■ GIVEN PROBLEM ■
Reproduce each line exactly, including spacing and punctuation.

■ INFORMATION GIVEN ■
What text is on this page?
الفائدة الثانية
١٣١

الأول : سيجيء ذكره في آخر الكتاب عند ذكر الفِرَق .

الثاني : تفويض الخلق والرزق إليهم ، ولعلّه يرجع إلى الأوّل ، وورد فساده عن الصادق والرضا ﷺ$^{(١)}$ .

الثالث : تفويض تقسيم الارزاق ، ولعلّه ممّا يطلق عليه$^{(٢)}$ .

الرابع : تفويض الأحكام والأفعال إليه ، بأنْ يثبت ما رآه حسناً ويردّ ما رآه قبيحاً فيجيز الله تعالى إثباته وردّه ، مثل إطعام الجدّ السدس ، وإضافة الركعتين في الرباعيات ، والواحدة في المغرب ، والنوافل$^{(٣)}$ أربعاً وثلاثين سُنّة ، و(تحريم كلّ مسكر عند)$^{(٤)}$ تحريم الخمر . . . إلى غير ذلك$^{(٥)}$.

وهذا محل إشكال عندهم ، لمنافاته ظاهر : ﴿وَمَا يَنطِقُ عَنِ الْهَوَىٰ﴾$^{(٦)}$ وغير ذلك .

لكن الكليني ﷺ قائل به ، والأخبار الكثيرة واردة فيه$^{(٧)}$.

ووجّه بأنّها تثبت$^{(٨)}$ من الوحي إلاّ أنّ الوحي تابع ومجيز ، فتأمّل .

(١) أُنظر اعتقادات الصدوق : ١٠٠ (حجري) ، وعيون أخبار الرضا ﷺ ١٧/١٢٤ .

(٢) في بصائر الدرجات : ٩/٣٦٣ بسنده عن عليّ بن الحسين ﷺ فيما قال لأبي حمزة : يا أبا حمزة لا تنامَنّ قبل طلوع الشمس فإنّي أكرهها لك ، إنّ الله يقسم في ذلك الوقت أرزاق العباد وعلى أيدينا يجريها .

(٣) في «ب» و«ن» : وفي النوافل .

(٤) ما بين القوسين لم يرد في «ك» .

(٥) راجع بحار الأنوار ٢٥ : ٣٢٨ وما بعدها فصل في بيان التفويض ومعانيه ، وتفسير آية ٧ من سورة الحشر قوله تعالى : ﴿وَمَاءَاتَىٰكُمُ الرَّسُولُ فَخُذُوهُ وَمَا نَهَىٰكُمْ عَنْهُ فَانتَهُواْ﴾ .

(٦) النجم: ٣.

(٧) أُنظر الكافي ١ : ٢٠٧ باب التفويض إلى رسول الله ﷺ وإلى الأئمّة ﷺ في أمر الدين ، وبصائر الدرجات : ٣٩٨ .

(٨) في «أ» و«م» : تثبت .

■ RESPONSE TO THIS EXERCISE ■
What text is on this page?
الفائدة الثانية
١٣١

الأول : سيجيء ذكره في آخر الكتاب عند ذكر الفِرَق .

الثاني : تفويض الخلق والرزق إليهم ، ولعلّه يرجع إلى الأوّل ، وورد فساده عن الصادق والرضا ﷺ$^{(١)}$ .

الثالث : تفويض تقسيم الارزاق ، ولعلّه ممّا يطلق عليه$^{(٢)}$ .

الرابع : تفويض الأحكام والأفعال إليه ، بأنْ يثبت ما رآه حسناً ويردّ ما رآه قبيحاً فيجيز الله تعالى إثباته وردّه ، مثل إطعام الجدّ السدس ، وإضافة الركعتين في الرباعيات ، والواحدة في المغرب ، والنوافل$^{(٣)}$ أربعاً وثلاثين سُنّة ، و(تحريم كلّ مسكر عند)$^{(٤)}$ تحريم الخمر . . . إلى غير ذلك$^{(٥)}$.

وهذا محل إشكال عندهم ، لمنافاته ظاهر : ﴿وَمَا يَنطِقُ عَنِ الْهَوَىٰ﴾$^{(٦)}$ وغير ذلك .

لكن الكليني ﷺ قائل به ، والأخبار الكثيرة واردة فيه$^{(٧)}$.

ووجّه بأنّها تثبت$^{(٨)}$ من الوحي إلاّ أنّ الوحي تابع ومجيز ، فتأمّل .

(١) أُنظر اعتقادات الصدوق : ١٠٠ (حجري) ، وعيون أخبار الرضا ﷺ ١٧/١٢٤ .

(٢) في بصائر الدرجات : ٩/٣٦٣ بسنده عن عليّ بن الحسين ﷺ فيما قال لأبي حمزة : يا أبا حمزة لا تنامَنّ قبل طلوع الشمس فإنّي أكرهها لك ، إنّ الله يقسم في ذلك الوقت أرزاق العباد وعلى أيدينا يجريها .

(٣) في «ب» و«ن» : وفي النوافل .

(٤) ما بين القوسين لم يرد في «ك» .

(٥) راجع بحار الأنوار ٢٥ : ٣٢٨ وما بعدها فصل في بيان التفويض ومعانيه ، وتفسير آية ٧ من سورة الحشر قوله تعالى : ﴿وَمَاءَاتَىٰكُمُ الرَّسُولُ فَخُذُوهُ وَمَا نَهَىٰكُمْ عَنْهُ فَانتَهُواْ﴾ .

(٦) النجم: ٣.

(٧) أُنظر الكافي ١ : ٢٠٧ باب التفويض إلى رسول الله ﷺ وإلى الأئمّة ﷺ في أمر الدين ، وبصائر الدرجات : ٣٩٨ .

(٨) في «أ» و«م» : تثبت .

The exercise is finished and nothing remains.